▶ **Written exercise**
Each line that follows should be printed again exactly as it stands.

▶ **Material provided**
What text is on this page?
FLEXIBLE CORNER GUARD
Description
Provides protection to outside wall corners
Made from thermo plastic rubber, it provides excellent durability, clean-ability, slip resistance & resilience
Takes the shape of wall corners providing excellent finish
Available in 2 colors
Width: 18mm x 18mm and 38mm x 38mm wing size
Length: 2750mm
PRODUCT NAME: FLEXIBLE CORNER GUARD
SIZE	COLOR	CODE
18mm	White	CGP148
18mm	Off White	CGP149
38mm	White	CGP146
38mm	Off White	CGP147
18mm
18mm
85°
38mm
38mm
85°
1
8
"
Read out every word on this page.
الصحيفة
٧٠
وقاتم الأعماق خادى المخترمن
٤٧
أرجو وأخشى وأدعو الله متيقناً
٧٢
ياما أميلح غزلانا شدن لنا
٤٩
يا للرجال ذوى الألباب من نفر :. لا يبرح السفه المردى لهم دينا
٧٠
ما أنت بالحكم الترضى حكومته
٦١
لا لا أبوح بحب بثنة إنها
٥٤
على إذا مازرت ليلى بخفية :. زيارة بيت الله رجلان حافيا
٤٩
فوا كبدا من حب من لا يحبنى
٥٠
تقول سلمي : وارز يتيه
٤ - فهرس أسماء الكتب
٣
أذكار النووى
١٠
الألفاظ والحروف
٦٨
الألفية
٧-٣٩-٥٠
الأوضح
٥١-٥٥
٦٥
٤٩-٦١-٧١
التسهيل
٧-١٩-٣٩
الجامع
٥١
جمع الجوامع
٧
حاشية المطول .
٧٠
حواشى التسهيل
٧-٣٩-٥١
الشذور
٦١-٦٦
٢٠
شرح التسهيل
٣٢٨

▶ **Correct response**
What text is on this page?
FLEXIBLE CORNER GUARD
Description
Provides protection to outside wall corners
Made from thermo plastic rubber, it provides excellent durability, clean-ability, slip resistance & resilience
Takes the shape of wall corners providing excellent finish
Available in 2 colors
Width: 18mm x 18mm and 38mm x 38mm wing size
Length: 2750mm
PRODUCT NAME: FLEXIBLE CORNER GUARD
SIZE	COLOR	CODE
18mm	White	CGP148
18mm	Off White	CGP149
38mm	White	CGP146
38mm	Off White	CGP147
18mm
18mm
85°
38mm
38mm
85°
1
8
"
Read out every word on this page.
الصحيفة
٧٠
وقاتم الأعماق خادى المخترمن
٤٧
أرجو وأخشى وأدعو الله متيقناً
٧٢
ياما أميلح غزلانا شدن لنا
٤٩
يا للرجال ذوى الألباب من نفر :. لا يبرح السفه المردى لهم دينا
٧٠
ما أنت بالحكم الترضى حكومته
٦١
لا لا أبوح بحب بثنة إنها
٥٤
على إذا مازرت ليلى بخفية :. زيارة بيت الله رجلان حافيا
٤٩
فوا كبدا من حب من لا يحبنى
٥٠
تقول سلمي : وارز يتيه
٤ - فهرس أسماء الكتب
٣
أذكار النووى
١٠
الألفاظ والحروف
٦٨
الألفية
٧-٣٩-٥٠
الأوضح
٥١-٥٥
٦٥
٤٩-٦١-٧١
التسهيل
٧-١٩-٣٩
الجامع
٥١
جمع الجوامع
٧
حاشية المطول .
٧٠
حواشى التسهيل
٧-٣٩-٥١
الشذور
٦١-٦٦
٢٠
شرح التسهيل
٣٢٨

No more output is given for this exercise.